*TASK OBJECTIVE*: Will you extract the entries word for word? Images should not appear in the copy.

_ _ _ _

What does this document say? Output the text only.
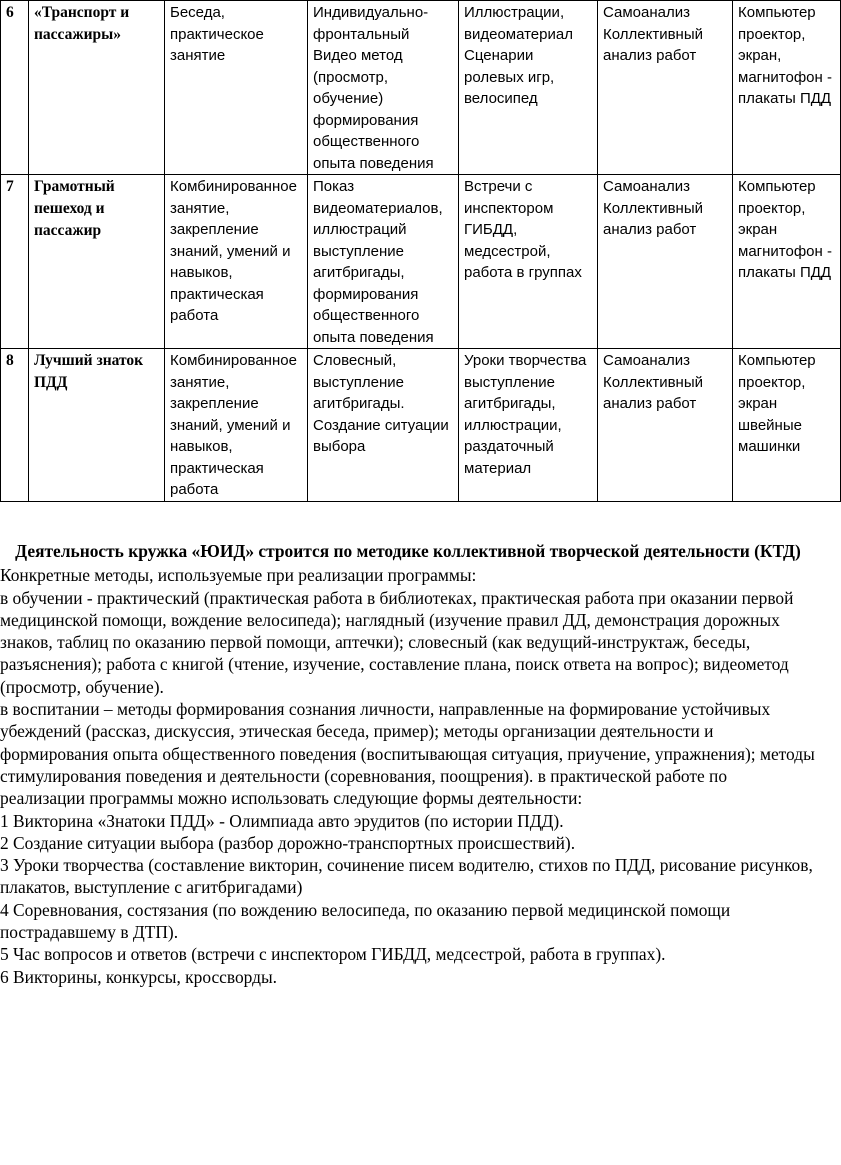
6	«Транспорт и пассажиры»	Беседа, практическое занятие	Индивидуально-фронтальный Видео метод (просмотр, обучение) формирования общественного опыта поведения	Иллюстрации, видеоматериал Сценарии ролевых игр, велосипед	Самоанализ Коллективный анализ работ	Компьютер проектор, экран, магнитофон - плакаты ПДД
7	Грамотный пешеход и пассажир	Комбинированное занятие, закрепление знаний, умений и навыков, практическая работа	Показ видеоматериалов, иллюстраций выступление агитбригады, формирования общественного опыта поведения	Встречи с инспектором ГИБДД, медсестрой, работа в группах	Самоанализ Коллективный анализ работ	Компьютер проектор, экран магнитофон - плакаты ПДД
8	Лучший знаток ПДД	Комбинированное занятие, закрепление знаний, умений и навыков, практическая работа	Словесный, выступление агитбригады. Создание ситуации выбора	Уроки творчества выступление агитбригады, иллюстрации, раздаточный материал	Самоанализ Коллективный анализ работ	Компьютер проектор, экран швейные машинки

Деятельность кружка «ЮИД» строится по методике коллективной творческой деятельности (КТД)

Конкретные методы, используемые при реализации программы:

в обучении - практический (практическая работа в библиотеках, практическая работа при оказании первой медицинской помощи, вождение велосипеда); наглядный (изучение правил ДД, демонстрация дорожных знаков, таблиц по оказанию первой помощи, аптечки); словесный (как ведущий-инструктаж, беседы, разъяснения); работа с книгой (чтение, изучение, составление плана, поиск ответа на вопрос); видеометод (просмотр, обучение).

в воспитании – методы формирования сознания личности, направленные на формирование устойчивых убеждений (рассказ, дискуссия, этическая беседа, пример); методы организации деятельности и формирования опыта общественного поведения (воспитывающая ситуация, приучение, упражнения); методы стимулирования поведения и деятельности (соревнования, поощрения). в практической работе по реализации программы можно использовать следующие формы деятельности:

1 Викторина «Знатоки ПДД» - Олимпиада авто эрудитов (по истории ПДД).

2 Создание ситуации выбора (разбор дорожно-транспортных происшествий).

3 Уроки творчества (составление викторин, сочинение писем водителю, стихов по ПДД, рисование рисунков, плакатов, выступление с агитбригадами)

4 Соревнования, состязания (по вождению велосипеда, по оказанию первой медицинской помощи пострадавшему в ДТП).

5 Час вопросов и ответов (встречи с инспектором ГИБДД, медсестрой, работа в группах).

6 Викторины, конкурсы, кроссворды.
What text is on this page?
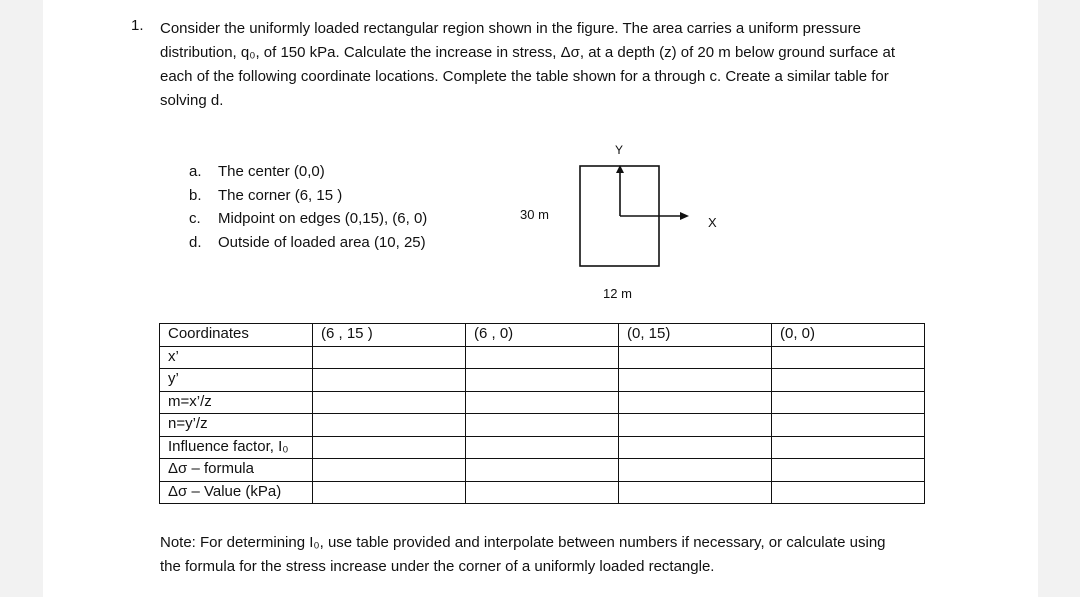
1. Consider the uniformly loaded rectangular region shown in the figure. The area carries a uniform pressure

distribution, q₀, of 150 kPa. Calculate the increase in stress, Δσ, at a depth (z) of 20 m below ground surface at

each of the following coordinate locations. Complete the table shown for a through c. Create a similar table for

solving d.

a.	The center (0,0)
b.	The corner (6, 15 )
c.	Midpoint on edges (0,15), (6, 0)
d.	Outside of loaded area (10, 25)
Y
X
30 m
12 m
Coordinates	(6 , 15 )	(6 , 0)	(0, 15)	(0, 0)
x’				
y’				
m=x’/z				
n=y’/z				
Influence factor, I₀				
Δσ – formula				
Δσ – Value (kPa)				

Note: For determining I₀, use table provided and interpolate between numbers if necessary, or calculate using

the formula for the stress increase under the corner of a uniformly loaded rectangle.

_ _ _ _

*THE OUTPUT*:
What does this document say? Output the text only.
6	«Транспорт и пассажиры»	Беседа, практическое занятие	Индивидуально-фронтальный Видео метод (просмотр, обучение) формирования общественного опыта поведения	Иллюстрации, видеоматериал Сценарии ролевых игр, велосипед	Самоанализ Коллективный анализ работ	Компьютер проектор, экран, магнитофон - плакаты ПДД
7	Грамотный пешеход и пассажир	Комбинированное занятие, закрепление знаний, умений и навыков, практическая работа	Показ видеоматериалов, иллюстраций выступление агитбригады, формирования общественного опыта поведения	Встречи с инспектором ГИБДД, медсестрой, работа в группах	Самоанализ Коллективный анализ работ	Компьютер проектор, экран магнитофон - плакаты ПДД
8	Лучший знаток ПДД	Комбинированное занятие, закрепление знаний, умений и навыков, практическая работа	Словесный, выступление агитбригады. Создание ситуации выбора	Уроки творчества выступление агитбригады, иллюстрации, раздаточный материал	Самоанализ Коллективный анализ работ	Компьютер проектор, экран швейные машинки

Деятельность кружка «ЮИД» строится по методике коллективной творческой деятельности (КТД)

Конкретные методы, используемые при реализации программы:

в обучении - практический (практическая работа в библиотеках, практическая работа при оказании первой медицинской помощи, вождение велосипеда); наглядный (изучение правил ДД, демонстрация дорожных знаков, таблиц по оказанию первой помощи, аптечки); словесный (как ведущий-инструктаж, беседы, разъяснения); работа с книгой (чтение, изучение, составление плана, поиск ответа на вопрос); видеометод (просмотр, обучение).

в воспитании – методы формирования сознания личности, направленные на формирование устойчивых убеждений (рассказ, дискуссия, этическая беседа, пример); методы организации деятельности и формирования опыта общественного поведения (воспитывающая ситуация, приучение, упражнения); методы стимулирования поведения и деятельности (соревнования, поощрения). в практической работе по реализации программы можно использовать следующие формы деятельности:

1 Викторина «Знатоки ПДД» - Олимпиада авто эрудитов (по истории ПДД).

2 Создание ситуации выбора (разбор дорожно-транспортных происшествий).

3 Уроки творчества (составление викторин, сочинение писем водителю, стихов по ПДД, рисование рисунков, плакатов, выступление с агитбригадами)

4 Соревнования, состязания (по вождению велосипеда, по оказанию первой медицинской помощи пострадавшему в ДТП).

5 Час вопросов и ответов (встречи с инспектором ГИБДД, медсестрой, работа в группах).

6 Викторины, конкурсы, кроссворды.
What text is on this page?
1. Consider the uniformly loaded rectangular region shown in the figure. The area carries a uniform pressure

distribution, q₀, of 150 kPa. Calculate the increase in stress, Δσ, at a depth (z) of 20 m below ground surface at

each of the following coordinate locations. Complete the table shown for a through c. Create a similar table for

solving d.

a.	The center (0,0)
b.	The corner (6, 15 )
c.	Midpoint on edges (0,15), (6, 0)
d.	Outside of loaded area (10, 25)
Y
X
30 m
12 m
Coordinates	(6 , 15 )	(6 , 0)	(0, 15)	(0, 0)
x’				
y’				
m=x’/z				
n=y’/z				
Influence factor, I₀				
Δσ – formula				
Δσ – Value (kPa)				

Note: For determining I₀, use table provided and interpolate between numbers if necessary, or calculate using

the formula for the stress increase under the corner of a uniformly loaded rectangle.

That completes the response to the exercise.